> **What is being asked**
Continue the passage below about preparing the index for a book on Machaut's works, picking up right after its last sentence.

══ Exercise text

The electronic files arrived in July 2010 and the first proofs followed in November. Again, this was in the middle of term, but I’d been forewarned of the schedule–which, unlike the readers’ reports, is controlled at that point by the publisher–so I was able to make some time free for proof-reading. Various problems with the layout of some of the text figures (probably caused by my being insufficiently explicit about the need for my original files to have their layout reproduced exactly) meant that a second round of proofs was required. I expect to find these in my inbox when I re-open my work email after the Christmas break, and I also expect they will be unproblematic. Oxford University’s John Fell Fund is paying for the index to be done by a professional indexer, who is also a musicologist with all the language skills necessary for my book (which contains a lot of Middle French, a bit of Latin, and some German–all with translations). From writing to publishing it represents four years of work, and after it appears in March it will take a further 12-24 months for reviews to accumulate, and many more years–with luck–for people to start reading and citing it, and using it in their teaching. But my active engagement with the book is now at an end.

…Coda: Indexing (Jan 2011)

The second proofs were indeed fairly unproblematic, but the indexing of the book threw up its own problems. In particular, the indexing of Machaut’s works–which the indexer (musicologist and medievalist, Bonnie J. Blackburn) and I decided should be in a separate index–revealed the huge complexities of dealing with Machaut’s output. Having initially decided to have balades, rondeaux, lais, motets, and virelais indexed in separate genre sections by their short reference (B1, M10, V33, L2, etc.), it became clear that we would have to deal with duplication between sections. The song that musicologists know as Sans cuer, dolens (R4) is also known to scholars of medieval lyric as Sans cuer, dolens (Lo148) and to those working on Machaut’s complex narrative with lyric interpolations, Le livre dou voir dit, as Sans cuer, dolens (VD31). At least in those three different cases–indexed under balades as Lo148, R4, and VD31, respectively–the piece has the same incipit text. Sometimes Machaut changed the wording of a lyric when he set it to music: En cuer ma dame une vipere maint (Lo204) is actually the same lyric as Une vipere en cuer ma dame maint (B27).

════
══ Data shown

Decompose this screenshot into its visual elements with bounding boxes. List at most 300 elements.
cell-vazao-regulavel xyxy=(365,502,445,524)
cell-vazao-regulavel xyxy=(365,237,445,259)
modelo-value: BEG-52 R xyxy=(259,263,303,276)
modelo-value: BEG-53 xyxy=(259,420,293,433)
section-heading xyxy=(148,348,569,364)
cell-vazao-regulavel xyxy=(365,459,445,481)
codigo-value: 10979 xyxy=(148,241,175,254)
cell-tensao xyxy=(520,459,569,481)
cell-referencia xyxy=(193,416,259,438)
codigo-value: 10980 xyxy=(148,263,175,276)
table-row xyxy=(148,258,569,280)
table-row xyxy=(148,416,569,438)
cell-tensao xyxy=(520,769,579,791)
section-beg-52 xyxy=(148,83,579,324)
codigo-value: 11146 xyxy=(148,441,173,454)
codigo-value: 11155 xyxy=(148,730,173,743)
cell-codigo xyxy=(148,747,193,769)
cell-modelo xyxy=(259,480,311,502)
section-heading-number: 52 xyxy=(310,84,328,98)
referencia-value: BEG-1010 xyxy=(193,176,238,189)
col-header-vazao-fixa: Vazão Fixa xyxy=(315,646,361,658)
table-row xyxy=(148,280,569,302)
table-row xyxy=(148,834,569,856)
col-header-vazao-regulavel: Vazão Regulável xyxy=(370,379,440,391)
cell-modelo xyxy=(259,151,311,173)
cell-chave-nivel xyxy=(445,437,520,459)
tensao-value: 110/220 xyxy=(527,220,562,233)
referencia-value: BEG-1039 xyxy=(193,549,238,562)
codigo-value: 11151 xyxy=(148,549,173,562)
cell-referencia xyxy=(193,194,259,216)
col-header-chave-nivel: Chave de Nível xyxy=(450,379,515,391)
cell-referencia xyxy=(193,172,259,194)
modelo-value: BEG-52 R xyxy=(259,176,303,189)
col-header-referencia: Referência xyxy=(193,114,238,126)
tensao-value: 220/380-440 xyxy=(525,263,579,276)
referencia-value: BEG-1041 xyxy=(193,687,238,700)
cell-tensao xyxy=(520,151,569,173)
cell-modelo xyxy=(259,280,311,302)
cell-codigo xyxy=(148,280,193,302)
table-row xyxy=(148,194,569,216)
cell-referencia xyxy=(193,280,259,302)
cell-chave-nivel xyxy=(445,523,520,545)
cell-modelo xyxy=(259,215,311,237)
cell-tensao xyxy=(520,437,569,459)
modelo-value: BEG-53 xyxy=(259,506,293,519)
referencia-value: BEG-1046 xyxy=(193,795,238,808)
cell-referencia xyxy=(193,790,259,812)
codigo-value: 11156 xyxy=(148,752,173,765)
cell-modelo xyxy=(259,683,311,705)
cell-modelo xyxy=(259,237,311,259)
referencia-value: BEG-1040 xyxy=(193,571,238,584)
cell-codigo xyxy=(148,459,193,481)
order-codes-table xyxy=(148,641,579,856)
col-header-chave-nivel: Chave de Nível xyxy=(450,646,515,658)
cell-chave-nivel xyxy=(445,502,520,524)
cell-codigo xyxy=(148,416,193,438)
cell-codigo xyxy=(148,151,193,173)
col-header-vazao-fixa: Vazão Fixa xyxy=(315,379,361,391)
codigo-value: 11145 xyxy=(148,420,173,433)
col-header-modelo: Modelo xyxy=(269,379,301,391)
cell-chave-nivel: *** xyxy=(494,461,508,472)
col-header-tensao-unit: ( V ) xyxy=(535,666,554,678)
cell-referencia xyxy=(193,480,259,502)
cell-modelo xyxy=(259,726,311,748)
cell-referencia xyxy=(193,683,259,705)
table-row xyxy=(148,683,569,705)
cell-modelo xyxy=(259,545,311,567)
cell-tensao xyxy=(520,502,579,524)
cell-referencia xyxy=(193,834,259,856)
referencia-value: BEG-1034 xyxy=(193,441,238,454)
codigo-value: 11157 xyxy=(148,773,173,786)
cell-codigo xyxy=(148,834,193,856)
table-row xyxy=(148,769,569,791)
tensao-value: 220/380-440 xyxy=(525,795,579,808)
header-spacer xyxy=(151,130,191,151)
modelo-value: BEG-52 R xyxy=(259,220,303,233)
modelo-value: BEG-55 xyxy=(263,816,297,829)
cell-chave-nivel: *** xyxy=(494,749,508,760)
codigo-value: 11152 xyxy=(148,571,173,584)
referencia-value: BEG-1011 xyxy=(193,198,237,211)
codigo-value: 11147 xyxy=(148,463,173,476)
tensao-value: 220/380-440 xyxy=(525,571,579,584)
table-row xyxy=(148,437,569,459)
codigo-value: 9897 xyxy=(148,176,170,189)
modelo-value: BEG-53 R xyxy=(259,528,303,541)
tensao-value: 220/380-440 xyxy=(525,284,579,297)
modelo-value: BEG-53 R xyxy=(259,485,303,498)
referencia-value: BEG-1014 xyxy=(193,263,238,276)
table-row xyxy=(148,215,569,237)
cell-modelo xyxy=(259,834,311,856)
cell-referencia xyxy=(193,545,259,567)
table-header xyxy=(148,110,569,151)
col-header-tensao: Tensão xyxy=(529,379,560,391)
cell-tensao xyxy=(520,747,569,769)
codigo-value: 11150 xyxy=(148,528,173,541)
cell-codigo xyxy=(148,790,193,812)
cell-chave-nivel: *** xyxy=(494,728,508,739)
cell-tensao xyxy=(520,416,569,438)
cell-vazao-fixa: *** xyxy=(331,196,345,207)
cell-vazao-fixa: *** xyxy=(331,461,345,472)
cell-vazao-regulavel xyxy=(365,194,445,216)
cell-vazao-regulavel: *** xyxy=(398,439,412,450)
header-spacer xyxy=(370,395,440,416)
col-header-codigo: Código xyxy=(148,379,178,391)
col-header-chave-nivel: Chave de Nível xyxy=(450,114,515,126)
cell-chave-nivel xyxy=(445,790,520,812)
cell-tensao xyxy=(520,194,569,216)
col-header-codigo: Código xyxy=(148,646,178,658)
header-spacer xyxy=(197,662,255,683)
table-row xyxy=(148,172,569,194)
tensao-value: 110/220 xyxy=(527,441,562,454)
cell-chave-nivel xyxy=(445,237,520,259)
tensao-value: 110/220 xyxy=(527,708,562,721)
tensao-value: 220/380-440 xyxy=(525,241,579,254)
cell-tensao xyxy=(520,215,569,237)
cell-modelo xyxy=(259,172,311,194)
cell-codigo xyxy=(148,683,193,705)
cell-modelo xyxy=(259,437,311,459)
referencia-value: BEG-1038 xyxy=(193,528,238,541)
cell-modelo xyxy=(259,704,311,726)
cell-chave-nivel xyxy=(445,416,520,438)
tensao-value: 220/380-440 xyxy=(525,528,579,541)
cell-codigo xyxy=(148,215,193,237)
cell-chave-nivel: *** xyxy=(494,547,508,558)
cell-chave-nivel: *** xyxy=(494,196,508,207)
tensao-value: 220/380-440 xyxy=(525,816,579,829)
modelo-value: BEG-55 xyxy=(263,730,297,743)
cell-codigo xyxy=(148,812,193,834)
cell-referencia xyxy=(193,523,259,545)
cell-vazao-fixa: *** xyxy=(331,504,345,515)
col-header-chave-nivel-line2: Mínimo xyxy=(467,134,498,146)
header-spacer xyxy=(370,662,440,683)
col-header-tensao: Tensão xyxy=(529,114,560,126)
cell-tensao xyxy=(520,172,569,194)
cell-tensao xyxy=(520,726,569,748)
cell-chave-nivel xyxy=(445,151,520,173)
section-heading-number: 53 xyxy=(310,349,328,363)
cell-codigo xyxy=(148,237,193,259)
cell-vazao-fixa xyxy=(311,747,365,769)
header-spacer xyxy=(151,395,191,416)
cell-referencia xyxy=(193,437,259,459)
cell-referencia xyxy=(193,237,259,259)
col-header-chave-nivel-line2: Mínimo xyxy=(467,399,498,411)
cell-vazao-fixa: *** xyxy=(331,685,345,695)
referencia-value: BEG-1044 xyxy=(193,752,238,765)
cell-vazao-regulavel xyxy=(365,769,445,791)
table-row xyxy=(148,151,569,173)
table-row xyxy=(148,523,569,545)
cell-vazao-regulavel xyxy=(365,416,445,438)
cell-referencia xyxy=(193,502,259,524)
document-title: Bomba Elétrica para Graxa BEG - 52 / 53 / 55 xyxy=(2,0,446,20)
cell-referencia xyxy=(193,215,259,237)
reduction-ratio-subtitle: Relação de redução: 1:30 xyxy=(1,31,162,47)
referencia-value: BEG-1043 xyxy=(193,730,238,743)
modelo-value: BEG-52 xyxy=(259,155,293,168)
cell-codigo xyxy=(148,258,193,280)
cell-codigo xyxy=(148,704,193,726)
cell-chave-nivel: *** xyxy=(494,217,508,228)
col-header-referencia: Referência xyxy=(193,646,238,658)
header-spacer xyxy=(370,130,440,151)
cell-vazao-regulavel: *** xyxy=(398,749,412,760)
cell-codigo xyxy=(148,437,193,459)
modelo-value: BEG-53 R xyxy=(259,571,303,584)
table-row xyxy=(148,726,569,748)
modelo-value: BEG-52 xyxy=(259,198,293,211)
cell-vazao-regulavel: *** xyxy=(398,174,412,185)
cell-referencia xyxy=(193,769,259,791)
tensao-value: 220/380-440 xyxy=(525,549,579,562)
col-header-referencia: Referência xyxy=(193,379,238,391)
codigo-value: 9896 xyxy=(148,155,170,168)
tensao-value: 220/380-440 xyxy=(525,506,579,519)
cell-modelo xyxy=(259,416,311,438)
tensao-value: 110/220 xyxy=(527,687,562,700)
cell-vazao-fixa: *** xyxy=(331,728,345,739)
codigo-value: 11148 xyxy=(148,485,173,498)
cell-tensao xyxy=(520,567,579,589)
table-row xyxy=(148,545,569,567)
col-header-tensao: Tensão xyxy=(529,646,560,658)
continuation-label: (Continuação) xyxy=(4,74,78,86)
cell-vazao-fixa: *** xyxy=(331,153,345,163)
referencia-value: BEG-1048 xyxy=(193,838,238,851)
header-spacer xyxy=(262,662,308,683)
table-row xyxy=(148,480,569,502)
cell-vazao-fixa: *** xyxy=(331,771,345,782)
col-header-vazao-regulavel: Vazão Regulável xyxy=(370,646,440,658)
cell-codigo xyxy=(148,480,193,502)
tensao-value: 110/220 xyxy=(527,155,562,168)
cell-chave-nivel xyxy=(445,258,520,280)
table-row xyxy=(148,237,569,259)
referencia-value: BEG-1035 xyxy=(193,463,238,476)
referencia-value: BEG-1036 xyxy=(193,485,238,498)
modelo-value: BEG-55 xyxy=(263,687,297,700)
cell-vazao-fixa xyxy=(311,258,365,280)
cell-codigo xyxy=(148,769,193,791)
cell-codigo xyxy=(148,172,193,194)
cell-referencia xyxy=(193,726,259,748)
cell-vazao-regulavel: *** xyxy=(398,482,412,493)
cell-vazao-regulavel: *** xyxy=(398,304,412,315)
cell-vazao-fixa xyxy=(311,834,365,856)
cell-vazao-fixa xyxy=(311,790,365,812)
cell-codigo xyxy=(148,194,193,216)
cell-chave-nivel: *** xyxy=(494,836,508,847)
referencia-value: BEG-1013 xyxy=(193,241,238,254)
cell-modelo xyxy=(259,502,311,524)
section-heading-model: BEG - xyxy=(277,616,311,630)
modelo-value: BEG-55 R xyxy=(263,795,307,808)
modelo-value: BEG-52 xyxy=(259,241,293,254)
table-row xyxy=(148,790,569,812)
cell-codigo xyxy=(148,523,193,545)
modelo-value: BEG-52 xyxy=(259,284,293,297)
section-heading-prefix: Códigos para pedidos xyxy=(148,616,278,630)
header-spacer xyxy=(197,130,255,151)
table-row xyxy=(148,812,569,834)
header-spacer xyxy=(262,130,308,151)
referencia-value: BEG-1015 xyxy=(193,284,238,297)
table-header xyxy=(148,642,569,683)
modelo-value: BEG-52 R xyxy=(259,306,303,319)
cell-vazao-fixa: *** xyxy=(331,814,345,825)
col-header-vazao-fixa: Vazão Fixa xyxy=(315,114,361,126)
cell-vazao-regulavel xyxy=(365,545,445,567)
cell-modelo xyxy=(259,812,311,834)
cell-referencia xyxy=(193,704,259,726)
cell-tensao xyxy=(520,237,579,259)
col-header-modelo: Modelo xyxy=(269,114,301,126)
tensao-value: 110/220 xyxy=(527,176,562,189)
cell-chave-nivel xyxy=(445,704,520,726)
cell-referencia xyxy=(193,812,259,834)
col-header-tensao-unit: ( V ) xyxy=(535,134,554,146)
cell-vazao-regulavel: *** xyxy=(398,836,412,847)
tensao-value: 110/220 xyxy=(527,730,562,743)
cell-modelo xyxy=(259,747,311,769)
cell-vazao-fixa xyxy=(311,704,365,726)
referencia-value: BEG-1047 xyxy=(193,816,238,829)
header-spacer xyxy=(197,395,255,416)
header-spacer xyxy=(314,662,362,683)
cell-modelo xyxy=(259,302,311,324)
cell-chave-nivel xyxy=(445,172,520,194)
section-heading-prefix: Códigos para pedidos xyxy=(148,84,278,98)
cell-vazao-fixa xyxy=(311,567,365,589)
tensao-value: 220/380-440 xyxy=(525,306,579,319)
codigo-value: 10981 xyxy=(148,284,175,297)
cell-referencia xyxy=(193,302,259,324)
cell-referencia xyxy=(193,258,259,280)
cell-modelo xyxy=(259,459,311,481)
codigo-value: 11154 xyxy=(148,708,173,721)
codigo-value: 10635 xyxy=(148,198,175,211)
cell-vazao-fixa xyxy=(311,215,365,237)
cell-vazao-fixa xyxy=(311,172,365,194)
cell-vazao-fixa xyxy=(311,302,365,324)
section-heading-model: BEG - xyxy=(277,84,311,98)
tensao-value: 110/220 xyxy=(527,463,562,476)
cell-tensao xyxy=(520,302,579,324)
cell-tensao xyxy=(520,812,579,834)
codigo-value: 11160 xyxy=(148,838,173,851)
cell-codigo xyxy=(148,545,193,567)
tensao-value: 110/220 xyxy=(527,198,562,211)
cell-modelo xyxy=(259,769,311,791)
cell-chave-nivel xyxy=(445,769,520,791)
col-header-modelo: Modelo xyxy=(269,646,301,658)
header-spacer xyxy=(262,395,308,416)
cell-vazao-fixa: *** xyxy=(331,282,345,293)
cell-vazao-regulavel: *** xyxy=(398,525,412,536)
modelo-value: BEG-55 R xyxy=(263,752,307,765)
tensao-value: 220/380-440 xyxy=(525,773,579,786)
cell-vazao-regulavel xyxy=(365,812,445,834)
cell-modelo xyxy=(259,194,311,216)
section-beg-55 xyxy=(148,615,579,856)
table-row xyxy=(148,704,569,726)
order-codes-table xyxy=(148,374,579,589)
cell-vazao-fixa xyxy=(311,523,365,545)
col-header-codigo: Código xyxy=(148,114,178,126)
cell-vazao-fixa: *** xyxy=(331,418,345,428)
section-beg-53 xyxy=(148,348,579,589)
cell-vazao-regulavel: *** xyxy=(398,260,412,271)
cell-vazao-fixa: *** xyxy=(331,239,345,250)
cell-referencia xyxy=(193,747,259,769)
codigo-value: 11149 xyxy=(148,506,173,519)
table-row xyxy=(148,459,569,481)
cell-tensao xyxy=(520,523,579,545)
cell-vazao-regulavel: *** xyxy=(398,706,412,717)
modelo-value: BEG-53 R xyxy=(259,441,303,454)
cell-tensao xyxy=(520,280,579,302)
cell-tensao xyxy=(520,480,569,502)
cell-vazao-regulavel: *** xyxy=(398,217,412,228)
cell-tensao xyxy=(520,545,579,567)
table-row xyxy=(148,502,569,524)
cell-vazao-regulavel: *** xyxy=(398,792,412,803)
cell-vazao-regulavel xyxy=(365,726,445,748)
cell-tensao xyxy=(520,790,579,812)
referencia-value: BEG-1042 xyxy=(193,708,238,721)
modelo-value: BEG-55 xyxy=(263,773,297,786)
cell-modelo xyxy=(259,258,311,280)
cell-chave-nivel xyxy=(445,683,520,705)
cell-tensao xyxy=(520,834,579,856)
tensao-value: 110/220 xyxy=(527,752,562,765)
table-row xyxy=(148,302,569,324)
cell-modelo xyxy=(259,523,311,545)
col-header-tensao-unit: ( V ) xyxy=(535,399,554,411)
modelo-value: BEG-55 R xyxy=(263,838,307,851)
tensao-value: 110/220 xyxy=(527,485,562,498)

════

> **Output for this task**
In a small way, the questions posed by making an index revealed further the book-making skills of Machaut, whose own book–notably Machaut manuscript A, now in the BN in France–exploits the duplication of items to set up connections that create additional layers of meaning. Reviewing and checking the cross references in the index also reaffirmed my respect for Lawrence Earp, whose research guide to Machaut–‘the Machaut bible’ (see representative review here)–has great indexes and the most reliable comprehensive cross-referencing of all the items in Machaut’s output (many more than are treated in my book). Without Earp’s book, mine could not have been written.

5 Comments

  1. Domenic Leo says:

    I just bought the book in advance, via amazon.com, and can’t wait to read it!!! They give it a two-month wait until publication.

    1. Thanks so much! I’m flattered and hope you won’t be disappointed. As you’ll see, I was very inspired by your work on the Prologue, so your name looms large in the footnotes to chapter 3!

      1. Domenic Leo says:

        I wrote a long article on the Prologue based on work in my diss for Yolanda and Giuliano’s Citation and Intertextuality book. I’m more than happy to send you my working copy. Just send me your email address. I’m dleo3@comcast.net.

    2. Lisa Colton says:

      Thinking of setting reading this post a preparation for one of my MMus classes, if that’s OK?
      Lisa

      1. Fine by me–glad it might be of use!